[Problem]
Transcribe all of the material exactly. Any picture in it should be left out.
------------------------
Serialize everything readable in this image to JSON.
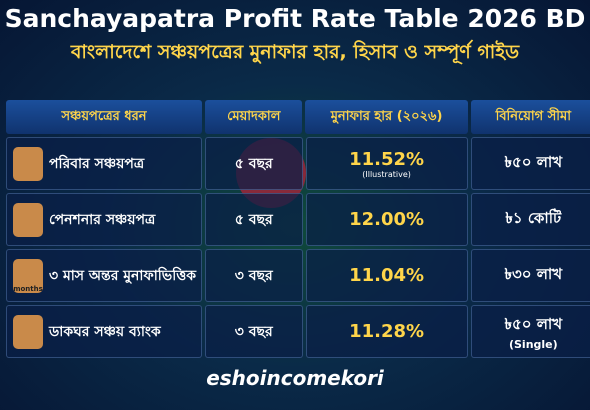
{
  "header": {
    "title": "Sanchayapatra Profit Rate Table 2026 BD",
    "subtitle": "বাংলাদেশে সঞ্চয়পত্রের মুনাফার হার, হিসাব ও সম্পূর্ণ গাইড"
  },
  "table": {
    "columns": [
      "সঞ্চয়পত্রের ধরন",
      "মেয়াদকাল",
      "মুনাফার হার (২০২৬)",
      "বিনিয়োগ সীমা"
    ],
    "rows": [
      {
        "type": "পরিবার সঞ্চয়পত্র",
        "term": "৫ বছর",
        "rate": "11.52%",
        "rate_note": "(Illustrative)",
        "limit": "৳৫০ লাখ"
      },
      {
        "type": "পেনশনার সঞ্চয়পত্র",
        "term": "৫ বছর",
        "rate": "12.00%",
        "limit": "৳১ কোটি"
      },
      {
        "type": "৩ মাস অন্তর মুনাফাভিত্তিক",
        "icon_label": "months",
        "term": "৩ বছর",
        "rate": "11.04%",
        "limit": "৳৩০ লাখ"
      },
      {
        "type": "ডাকঘর সঞ্চয় ব্যাংক",
        "term": "৩ বছর",
        "rate": "11.28%",
        "limit": "৳৫০ লাখ",
        "limit_note": "(Single)"
      }
    ]
  },
  "footer": {
    "brand": "eshoincomekori"
  }
}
------------------------
[Full answer]
Serialize everything readable in this image to JSON.
{
  "header": {
    "title": "Sanchayapatra Profit Rate Table 2026 BD",
    "subtitle": "বাংলাদেশে সঞ্চয়পত্রের মুনাফার হার, হিসাব ও সম্পূর্ণ গাইড"
  },
  "table": {
    "columns": [
      "সঞ্চয়পত্রের ধরন",
      "মেয়াদকাল",
      "মুনাফার হার (২০২৬)",
      "বিনিয়োগ সীমা"
    ],
    "rows": [
      {
        "type": "পরিবার সঞ্চয়পত্র",
        "term": "৫ বছর",
        "rate": "11.52%",
        "rate_note": "(Illustrative)",
        "limit": "৳৫০ লাখ"
      },
      {
        "type": "পেনশনার সঞ্চয়পত্র",
        "term": "৫ বছর",
        "rate": "12.00%",
        "limit": "৳১ কোটি"
      },
      {
        "type": "৩ মাস অন্তর মুনাফাভিত্তিক",
        "icon_label": "months",
        "term": "৩ বছর",
        "rate": "11.04%",
        "limit": "৳৩০ লাখ"
      },
      {
        "type": "ডাকঘর সঞ্চয় ব্যাংক",
        "term": "৩ বছর",
        "rate": "11.28%",
        "limit": "৳৫০ লাখ",
        "limit_note": "(Single)"
      }
    ]
  },
  "footer": {
    "brand": "eshoincomekori"
  }
}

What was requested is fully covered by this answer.